__SET PROBLEM__. Every record below is to be retyped exactly.

__DATA__.
::::::::::
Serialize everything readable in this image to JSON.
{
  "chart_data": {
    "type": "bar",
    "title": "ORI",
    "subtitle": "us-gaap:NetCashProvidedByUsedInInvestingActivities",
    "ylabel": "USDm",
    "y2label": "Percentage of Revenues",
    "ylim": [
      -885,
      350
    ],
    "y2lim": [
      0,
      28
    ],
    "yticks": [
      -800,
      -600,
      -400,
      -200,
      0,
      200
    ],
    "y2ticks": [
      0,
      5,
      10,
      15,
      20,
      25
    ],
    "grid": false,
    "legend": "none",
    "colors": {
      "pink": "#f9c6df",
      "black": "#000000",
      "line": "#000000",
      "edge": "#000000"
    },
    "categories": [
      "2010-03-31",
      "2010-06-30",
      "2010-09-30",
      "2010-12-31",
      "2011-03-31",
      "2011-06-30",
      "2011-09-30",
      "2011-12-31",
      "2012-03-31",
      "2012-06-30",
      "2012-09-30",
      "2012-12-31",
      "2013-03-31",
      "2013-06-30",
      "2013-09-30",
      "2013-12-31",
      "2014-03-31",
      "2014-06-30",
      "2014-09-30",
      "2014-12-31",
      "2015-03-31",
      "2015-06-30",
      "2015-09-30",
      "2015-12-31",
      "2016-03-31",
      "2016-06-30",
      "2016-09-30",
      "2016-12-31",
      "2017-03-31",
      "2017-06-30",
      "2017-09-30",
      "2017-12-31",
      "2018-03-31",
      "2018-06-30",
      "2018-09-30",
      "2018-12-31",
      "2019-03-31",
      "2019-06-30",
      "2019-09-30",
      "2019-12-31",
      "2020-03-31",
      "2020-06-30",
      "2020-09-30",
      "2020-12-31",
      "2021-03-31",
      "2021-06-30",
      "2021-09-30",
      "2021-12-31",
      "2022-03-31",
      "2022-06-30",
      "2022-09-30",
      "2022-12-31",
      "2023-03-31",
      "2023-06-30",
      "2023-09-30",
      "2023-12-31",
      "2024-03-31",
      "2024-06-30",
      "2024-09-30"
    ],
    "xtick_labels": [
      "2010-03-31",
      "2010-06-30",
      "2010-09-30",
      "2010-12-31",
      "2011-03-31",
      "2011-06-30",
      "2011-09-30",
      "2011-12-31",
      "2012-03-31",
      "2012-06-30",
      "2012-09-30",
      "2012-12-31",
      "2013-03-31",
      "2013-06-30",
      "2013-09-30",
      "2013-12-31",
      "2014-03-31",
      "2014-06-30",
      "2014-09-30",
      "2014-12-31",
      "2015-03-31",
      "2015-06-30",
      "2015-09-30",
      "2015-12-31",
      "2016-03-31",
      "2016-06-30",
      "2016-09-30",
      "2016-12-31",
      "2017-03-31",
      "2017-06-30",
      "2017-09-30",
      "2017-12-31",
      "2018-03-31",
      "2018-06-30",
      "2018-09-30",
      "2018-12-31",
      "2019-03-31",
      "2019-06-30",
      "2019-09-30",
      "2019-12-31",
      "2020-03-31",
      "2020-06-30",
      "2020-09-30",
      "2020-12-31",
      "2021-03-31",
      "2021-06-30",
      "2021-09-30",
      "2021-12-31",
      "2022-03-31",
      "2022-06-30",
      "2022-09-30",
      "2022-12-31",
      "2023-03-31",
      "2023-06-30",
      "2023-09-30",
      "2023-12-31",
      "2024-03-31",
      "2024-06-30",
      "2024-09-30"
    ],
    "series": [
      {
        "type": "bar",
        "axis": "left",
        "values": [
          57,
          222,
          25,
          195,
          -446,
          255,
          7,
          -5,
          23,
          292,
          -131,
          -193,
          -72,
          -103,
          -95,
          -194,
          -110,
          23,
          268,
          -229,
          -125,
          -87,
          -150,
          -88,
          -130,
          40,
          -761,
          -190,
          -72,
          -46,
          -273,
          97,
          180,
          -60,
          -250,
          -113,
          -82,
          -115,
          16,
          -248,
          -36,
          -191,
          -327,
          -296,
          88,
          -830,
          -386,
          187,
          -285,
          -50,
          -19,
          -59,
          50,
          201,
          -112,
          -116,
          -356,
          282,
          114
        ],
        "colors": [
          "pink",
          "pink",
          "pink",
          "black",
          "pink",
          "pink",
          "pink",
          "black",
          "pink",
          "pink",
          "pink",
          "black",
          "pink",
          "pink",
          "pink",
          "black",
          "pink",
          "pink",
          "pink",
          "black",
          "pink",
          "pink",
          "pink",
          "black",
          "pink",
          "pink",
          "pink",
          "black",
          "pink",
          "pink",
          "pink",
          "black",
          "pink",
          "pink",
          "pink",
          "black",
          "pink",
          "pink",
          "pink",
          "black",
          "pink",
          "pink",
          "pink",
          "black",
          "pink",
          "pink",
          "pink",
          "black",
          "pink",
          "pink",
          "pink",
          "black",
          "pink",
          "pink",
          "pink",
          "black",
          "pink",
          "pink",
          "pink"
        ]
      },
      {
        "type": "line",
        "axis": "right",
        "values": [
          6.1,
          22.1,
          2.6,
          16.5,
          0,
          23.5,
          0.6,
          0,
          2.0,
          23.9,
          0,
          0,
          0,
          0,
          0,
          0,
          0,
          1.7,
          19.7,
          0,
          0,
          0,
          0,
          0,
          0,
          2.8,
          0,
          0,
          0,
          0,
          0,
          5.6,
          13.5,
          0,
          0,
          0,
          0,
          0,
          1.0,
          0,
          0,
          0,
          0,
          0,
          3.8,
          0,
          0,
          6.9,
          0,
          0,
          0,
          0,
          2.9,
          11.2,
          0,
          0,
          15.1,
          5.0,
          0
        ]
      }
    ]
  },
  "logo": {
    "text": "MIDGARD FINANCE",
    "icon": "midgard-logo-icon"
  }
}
::::::::::
__SOLUTION FOR THIS PROBLEM__.
Serialize everything readable in this image to JSON.
{
  "chart_data": {
    "type": "bar",
    "title": "ORI",
    "subtitle": "us-gaap:NetCashProvidedByUsedInInvestingActivities",
    "ylabel": "USDm",
    "y2label": "Percentage of Revenues",
    "ylim": [
      -885,
      350
    ],
    "y2lim": [
      0,
      28
    ],
    "yticks": [
      -800,
      -600,
      -400,
      -200,
      0,
      200
    ],
    "y2ticks": [
      0,
      5,
      10,
      15,
      20,
      25
    ],
    "grid": false,
    "legend": "none",
    "colors": {
      "pink": "#f9c6df",
      "black": "#000000",
      "line": "#000000",
      "edge": "#000000"
    },
    "categories": [
      "2010-03-31",
      "2010-06-30",
      "2010-09-30",
      "2010-12-31",
      "2011-03-31",
      "2011-06-30",
      "2011-09-30",
      "2011-12-31",
      "2012-03-31",
      "2012-06-30",
      "2012-09-30",
      "2012-12-31",
      "2013-03-31",
      "2013-06-30",
      "2013-09-30",
      "2013-12-31",
      "2014-03-31",
      "2014-06-30",
      "2014-09-30",
      "2014-12-31",
      "2015-03-31",
      "2015-06-30",
      "2015-09-30",
      "2015-12-31",
      "2016-03-31",
      "2016-06-30",
      "2016-09-30",
      "2016-12-31",
      "2017-03-31",
      "2017-06-30",
      "2017-09-30",
      "2017-12-31",
      "2018-03-31",
      "2018-06-30",
      "2018-09-30",
      "2018-12-31",
      "2019-03-31",
      "2019-06-30",
      "2019-09-30",
      "2019-12-31",
      "2020-03-31",
      "2020-06-30",
      "2020-09-30",
      "2020-12-31",
      "2021-03-31",
      "2021-06-30",
      "2021-09-30",
      "2021-12-31",
      "2022-03-31",
      "2022-06-30",
      "2022-09-30",
      "2022-12-31",
      "2023-03-31",
      "2023-06-30",
      "2023-09-30",
      "2023-12-31",
      "2024-03-31",
      "2024-06-30",
      "2024-09-30"
    ],
    "xtick_labels": [
      "2010-03-31",
      "2010-06-30",
      "2010-09-30",
      "2010-12-31",
      "2011-03-31",
      "2011-06-30",
      "2011-09-30",
      "2011-12-31",
      "2012-03-31",
      "2012-06-30",
      "2012-09-30",
      "2012-12-31",
      "2013-03-31",
      "2013-06-30",
      "2013-09-30",
      "2013-12-31",
      "2014-03-31",
      "2014-06-30",
      "2014-09-30",
      "2014-12-31",
      "2015-03-31",
      "2015-06-30",
      "2015-09-30",
      "2015-12-31",
      "2016-03-31",
      "2016-06-30",
      "2016-09-30",
      "2016-12-31",
      "2017-03-31",
      "2017-06-30",
      "2017-09-30",
      "2017-12-31",
      "2018-03-31",
      "2018-06-30",
      "2018-09-30",
      "2018-12-31",
      "2019-03-31",
      "2019-06-30",
      "2019-09-30",
      "2019-12-31",
      "2020-03-31",
      "2020-06-30",
      "2020-09-30",
      "2020-12-31",
      "2021-03-31",
      "2021-06-30",
      "2021-09-30",
      "2021-12-31",
      "2022-03-31",
      "2022-06-30",
      "2022-09-30",
      "2022-12-31",
      "2023-03-31",
      "2023-06-30",
      "2023-09-30",
      "2023-12-31",
      "2024-03-31",
      "2024-06-30",
      "2024-09-30"
    ],
    "series": [
      {
        "type": "bar",
        "axis": "left",
        "values": [
          57,
          222,
          25,
          195,
          -446,
          255,
          7,
          -5,
          23,
          292,
          -131,
          -193,
          -72,
          -103,
          -95,
          -194,
          -110,
          23,
          268,
          -229,
          -125,
          -87,
          -150,
          -88,
          -130,
          40,
          -761,
          -190,
          -72,
          -46,
          -273,
          97,
          180,
          -60,
          -250,
          -113,
          -82,
          -115,
          16,
          -248,
          -36,
          -191,
          -327,
          -296,
          88,
          -830,
          -386,
          187,
          -285,
          -50,
          -19,
          -59,
          50,
          201,
          -112,
          -116,
          -356,
          282,
          114
        ],
        "colors": [
          "pink",
          "pink",
          "pink",
          "black",
          "pink",
          "pink",
          "pink",
          "black",
          "pink",
          "pink",
          "pink",
          "black",
          "pink",
          "pink",
          "pink",
          "black",
          "pink",
          "pink",
          "pink",
          "black",
          "pink",
          "pink",
          "pink",
          "black",
          "pink",
          "pink",
          "pink",
          "black",
          "pink",
          "pink",
          "pink",
          "black",
          "pink",
          "pink",
          "pink",
          "black",
          "pink",
          "pink",
          "pink",
          "black",
          "pink",
          "pink",
          "pink",
          "black",
          "pink",
          "pink",
          "pink",
          "black",
          "pink",
          "pink",
          "pink",
          "black",
          "pink",
          "pink",
          "pink",
          "black",
          "pink",
          "pink",
          "pink"
        ]
      },
      {
        "type": "line",
        "axis": "right",
        "values": [
          6.1,
          22.1,
          2.6,
          16.5,
          0,
          23.5,
          0.6,
          0,
          2.0,
          23.9,
          0,
          0,
          0,
          0,
          0,
          0,
          0,
          1.7,
          19.7,
          0,
          0,
          0,
          0,
          0,
          0,
          2.8,
          0,
          0,
          0,
          0,
          0,
          5.6,
          13.5,
          0,
          0,
          0,
          0,
          0,
          1.0,
          0,
          0,
          0,
          0,
          0,
          3.8,
          0,
          0,
          6.9,
          0,
          0,
          0,
          0,
          2.9,
          11.2,
          0,
          0,
          15.1,
          5.0,
          0
        ]
      }
    ]
  },
  "logo": {
    "text": "MIDGARD FINANCE",
    "icon": "midgard-logo-icon"
  }
}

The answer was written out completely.